• [What needs to be done]: Where does the string "Nguyen" appear in the records? Copy every line that contains it.

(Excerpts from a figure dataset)
:::
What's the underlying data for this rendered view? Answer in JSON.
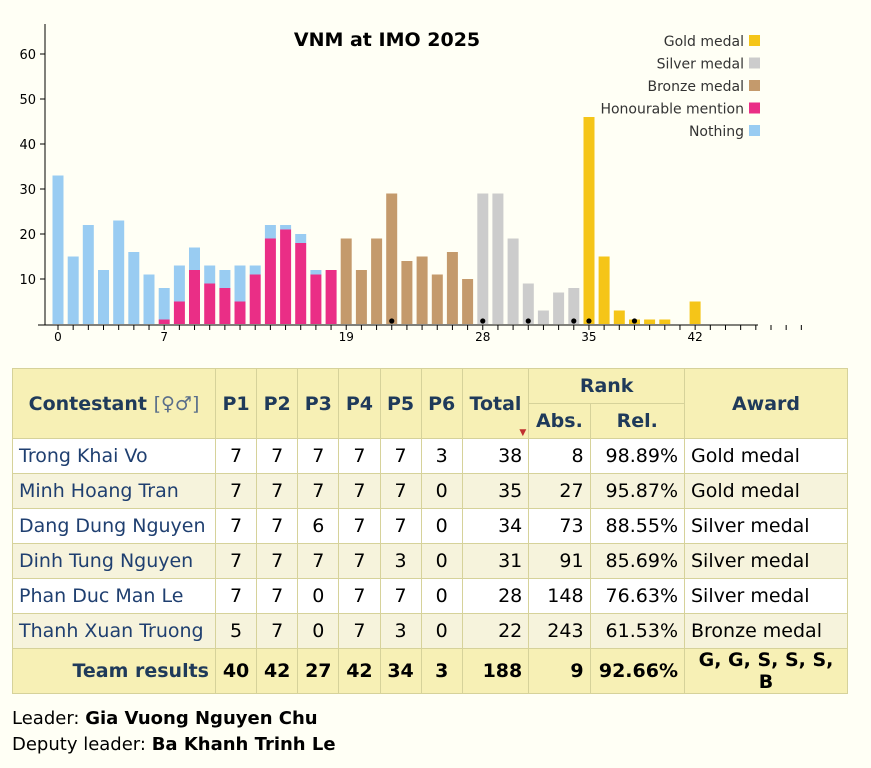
{
  "chart_data": {
    "type": "bar",
    "title": "VNM at IMO 2025",
    "y_ticks": [
      "10",
      "20",
      "30",
      "40",
      "50",
      "60"
    ],
    "x_ticks": [
      "0",
      "7",
      "19",
      "28",
      "35",
      "42"
    ],
    "ylim": [
      0,
      66
    ],
    "xlim": [
      0,
      49
    ],
    "legend_position": "top-right",
    "legend": [
      {
        "label": "Gold medal",
        "color": "#f5c518"
      },
      {
        "label": "Silver medal",
        "color": "#cccccc"
      },
      {
        "label": "Bronze medal",
        "color": "#c49a6c"
      },
      {
        "label": "Honourable mention",
        "color": "#ea2e86"
      },
      {
        "label": "Nothing",
        "color": "#99ccf2"
      }
    ],
    "bars": [
      {
        "score": 0,
        "seg": [
          [
            0,
            33,
            "nothing"
          ]
        ]
      },
      {
        "score": 1,
        "seg": [
          [
            0,
            15,
            "nothing"
          ]
        ]
      },
      {
        "score": 2,
        "seg": [
          [
            0,
            22,
            "nothing"
          ]
        ]
      },
      {
        "score": 3,
        "seg": [
          [
            0,
            12,
            "nothing"
          ]
        ]
      },
      {
        "score": 4,
        "seg": [
          [
            0,
            23,
            "nothing"
          ]
        ]
      },
      {
        "score": 5,
        "seg": [
          [
            0,
            16,
            "nothing"
          ]
        ]
      },
      {
        "score": 6,
        "seg": [
          [
            0,
            11,
            "nothing"
          ]
        ]
      },
      {
        "score": 7,
        "seg": [
          [
            0,
            1,
            "hm"
          ],
          [
            1,
            8,
            "nothing"
          ]
        ]
      },
      {
        "score": 8,
        "seg": [
          [
            0,
            5,
            "hm"
          ],
          [
            5,
            13,
            "nothing"
          ]
        ]
      },
      {
        "score": 9,
        "seg": [
          [
            0,
            12,
            "hm"
          ],
          [
            12,
            17,
            "nothing"
          ]
        ]
      },
      {
        "score": 10,
        "seg": [
          [
            0,
            9,
            "hm"
          ],
          [
            9,
            13,
            "nothing"
          ]
        ]
      },
      {
        "score": 11,
        "seg": [
          [
            0,
            8,
            "hm"
          ],
          [
            8,
            12,
            "nothing"
          ]
        ]
      },
      {
        "score": 12,
        "seg": [
          [
            0,
            5,
            "hm"
          ],
          [
            5,
            13,
            "nothing"
          ]
        ]
      },
      {
        "score": 13,
        "seg": [
          [
            0,
            11,
            "hm"
          ],
          [
            11,
            13,
            "nothing"
          ]
        ]
      },
      {
        "score": 14,
        "seg": [
          [
            0,
            19,
            "hm"
          ],
          [
            19,
            22,
            "nothing"
          ]
        ]
      },
      {
        "score": 15,
        "seg": [
          [
            0,
            21,
            "hm"
          ],
          [
            21,
            22,
            "nothing"
          ]
        ]
      },
      {
        "score": 16,
        "seg": [
          [
            0,
            18,
            "hm"
          ],
          [
            18,
            20,
            "nothing"
          ]
        ]
      },
      {
        "score": 17,
        "seg": [
          [
            0,
            11,
            "hm"
          ],
          [
            11,
            12,
            "nothing"
          ]
        ]
      },
      {
        "score": 18,
        "seg": [
          [
            0,
            12,
            "hm"
          ]
        ]
      },
      {
        "score": 19,
        "seg": [
          [
            0,
            19,
            "bronze"
          ]
        ]
      },
      {
        "score": 20,
        "seg": [
          [
            0,
            12,
            "bronze"
          ]
        ]
      },
      {
        "score": 21,
        "seg": [
          [
            0,
            19,
            "bronze"
          ]
        ]
      },
      {
        "score": 22,
        "seg": [
          [
            0,
            29,
            "bronze"
          ]
        ]
      },
      {
        "score": 23,
        "seg": [
          [
            0,
            14,
            "bronze"
          ]
        ]
      },
      {
        "score": 24,
        "seg": [
          [
            0,
            15,
            "bronze"
          ]
        ]
      },
      {
        "score": 25,
        "seg": [
          [
            0,
            11,
            "bronze"
          ]
        ]
      },
      {
        "score": 26,
        "seg": [
          [
            0,
            16,
            "bronze"
          ]
        ]
      },
      {
        "score": 27,
        "seg": [
          [
            0,
            10,
            "bronze"
          ]
        ]
      },
      {
        "score": 28,
        "seg": [
          [
            0,
            29,
            "silver"
          ]
        ]
      },
      {
        "score": 29,
        "seg": [
          [
            0,
            29,
            "silver"
          ]
        ]
      },
      {
        "score": 30,
        "seg": [
          [
            0,
            19,
            "silver"
          ]
        ]
      },
      {
        "score": 31,
        "seg": [
          [
            0,
            9,
            "silver"
          ]
        ]
      },
      {
        "score": 32,
        "seg": [
          [
            0,
            3,
            "silver"
          ]
        ]
      },
      {
        "score": 33,
        "seg": [
          [
            0,
            7,
            "silver"
          ]
        ]
      },
      {
        "score": 34,
        "seg": [
          [
            0,
            8,
            "silver"
          ]
        ]
      },
      {
        "score": 35,
        "seg": [
          [
            0,
            46,
            "gold"
          ]
        ]
      },
      {
        "score": 36,
        "seg": [
          [
            0,
            15,
            "gold"
          ]
        ]
      },
      {
        "score": 37,
        "seg": [
          [
            0,
            3,
            "gold"
          ]
        ]
      },
      {
        "score": 38,
        "seg": [
          [
            0,
            1,
            "gold"
          ]
        ]
      },
      {
        "score": 39,
        "seg": [
          [
            0,
            1,
            "gold"
          ]
        ]
      },
      {
        "score": 40,
        "seg": [
          [
            0,
            1,
            "gold"
          ]
        ]
      },
      {
        "score": 42,
        "seg": [
          [
            0,
            5,
            "gold"
          ]
        ]
      }
    ],
    "team_markers": [
      22,
      28,
      31,
      34,
      35,
      38
    ]
  },
  "table": {
    "headers": {
      "contestant": "Contestant",
      "gender": "[♀♂]",
      "p1": "P1",
      "p2": "P2",
      "p3": "P3",
      "p4": "P4",
      "p5": "P5",
      "p6": "P6",
      "total": "Total",
      "rank": "Rank",
      "abs": "Abs.",
      "rel": "Rel.",
      "award": "Award",
      "sort_marker": "▼"
    },
    "rows": [
      {
        "name": "Trong Khai Vo",
        "p1": "7",
        "p2": "7",
        "p3": "7",
        "p4": "7",
        "p5": "7",
        "p6": "3",
        "total": "38",
        "abs": "8",
        "rel": "98.89%",
        "award": "Gold medal"
      },
      {
        "name": "Minh Hoang Tran",
        "p1": "7",
        "p2": "7",
        "p3": "7",
        "p4": "7",
        "p5": "7",
        "p6": "0",
        "total": "35",
        "abs": "27",
        "rel": "95.87%",
        "award": "Gold medal"
      },
      {
        "name": "Dang Dung Nguyen",
        "p1": "7",
        "p2": "7",
        "p3": "6",
        "p4": "7",
        "p5": "7",
        "p6": "0",
        "total": "34",
        "abs": "73",
        "rel": "88.55%",
        "award": "Silver medal"
      },
      {
        "name": "Dinh Tung Nguyen",
        "p1": "7",
        "p2": "7",
        "p3": "7",
        "p4": "7",
        "p5": "3",
        "p6": "0",
        "total": "31",
        "abs": "91",
        "rel": "85.69%",
        "award": "Silver medal"
      },
      {
        "name": "Phan Duc Man Le",
        "p1": "7",
        "p2": "7",
        "p3": "0",
        "p4": "7",
        "p5": "7",
        "p6": "0",
        "total": "28",
        "abs": "148",
        "rel": "76.63%",
        "award": "Silver medal"
      },
      {
        "name": "Thanh Xuan Truong",
        "p1": "5",
        "p2": "7",
        "p3": "0",
        "p4": "7",
        "p5": "3",
        "p6": "0",
        "total": "22",
        "abs": "243",
        "rel": "61.53%",
        "award": "Bronze medal"
      }
    ],
    "team": {
      "label": "Team results",
      "p1": "40",
      "p2": "42",
      "p3": "27",
      "p4": "42",
      "p5": "34",
      "p6": "3",
      "total": "188",
      "abs": "9",
      "rel": "92.66%",
      "award": "G, G, S, S, S, B"
    }
  },
  "footer": {
    "leader_label": "Leader:",
    "leader_name": "Gia Vuong Nguyen Chu",
    "deputy_label": "Deputy leader:",
    "deputy_name": "Ba Khanh Trinh Le"
  }
}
:::
• [Task solution]:
        "name": "Dang Dung Nguyen",
        "name": "Dinh Tung Nguyen",
    "leader_name": "Gia Vuong Nguyen Chu",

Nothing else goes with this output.